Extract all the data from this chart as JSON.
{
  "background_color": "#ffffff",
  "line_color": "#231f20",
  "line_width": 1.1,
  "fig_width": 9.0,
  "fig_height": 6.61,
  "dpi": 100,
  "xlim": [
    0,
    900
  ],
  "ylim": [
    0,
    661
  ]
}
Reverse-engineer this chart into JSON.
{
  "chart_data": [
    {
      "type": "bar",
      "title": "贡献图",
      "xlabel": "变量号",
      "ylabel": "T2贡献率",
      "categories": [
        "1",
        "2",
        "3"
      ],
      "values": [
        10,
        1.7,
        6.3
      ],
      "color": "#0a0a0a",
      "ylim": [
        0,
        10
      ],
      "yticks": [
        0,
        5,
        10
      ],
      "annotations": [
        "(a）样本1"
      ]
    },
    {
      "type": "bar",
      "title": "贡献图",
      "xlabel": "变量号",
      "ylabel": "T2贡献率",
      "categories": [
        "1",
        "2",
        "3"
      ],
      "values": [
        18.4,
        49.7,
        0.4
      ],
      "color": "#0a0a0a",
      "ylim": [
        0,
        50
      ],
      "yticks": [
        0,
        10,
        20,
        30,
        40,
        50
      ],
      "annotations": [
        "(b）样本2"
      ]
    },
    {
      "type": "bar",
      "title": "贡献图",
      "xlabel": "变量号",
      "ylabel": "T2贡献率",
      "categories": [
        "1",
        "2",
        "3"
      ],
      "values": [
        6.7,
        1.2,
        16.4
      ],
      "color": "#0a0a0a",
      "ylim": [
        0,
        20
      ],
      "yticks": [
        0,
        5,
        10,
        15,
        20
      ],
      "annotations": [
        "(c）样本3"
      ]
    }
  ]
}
———
**Task to complete**:
Give the lines exactly as they stand, from the line with "Reverse-engineer this chart into JSON." through the end of the material.

**Written answer**:
Reverse-engineer this chart into JSON.
{
  "chart_data": [
    {
      "type": "bar",
      "title": "贡献图",
      "xlabel": "变量号",
      "ylabel": "T2贡献率",
      "categories": [
        "1",
        "2",
        "3"
      ],
      "values": [
        10,
        1.7,
        6.3
      ],
      "color": "#0a0a0a",
      "ylim": [
        0,
        10
      ],
      "yticks": [
        0,
        5,
        10
      ],
      "annotations": [
        "(a）样本1"
      ]
    },
    {
      "type": "bar",
      "title": "贡献图",
      "xlabel": "变量号",
      "ylabel": "T2贡献率",
      "categories": [
        "1",
        "2",
        "3"
      ],
      "values": [
        18.4,
        49.7,
        0.4
      ],
      "color": "#0a0a0a",
      "ylim": [
        0,
        50
      ],
      "yticks": [
        0,
        10,
        20,
        30,
        40,
        50
      ],
      "annotations": [
        "(b）样本2"
      ]
    },
    {
      "type": "bar",
      "title": "贡献图",
      "xlabel": "变量号",
      "ylabel": "T2贡献率",
      "categories": [
        "1",
        "2",
        "3"
      ],
      "values": [
        6.7,
        1.2,
        16.4
      ],
      "color": "#0a0a0a",
      "ylim": [
        0,
        20
      ],
      "yticks": [
        0,
        5,
        10,
        15,
        20
      ],
      "annotations": [
        "(c）样本3"
      ]
    }
  ]
}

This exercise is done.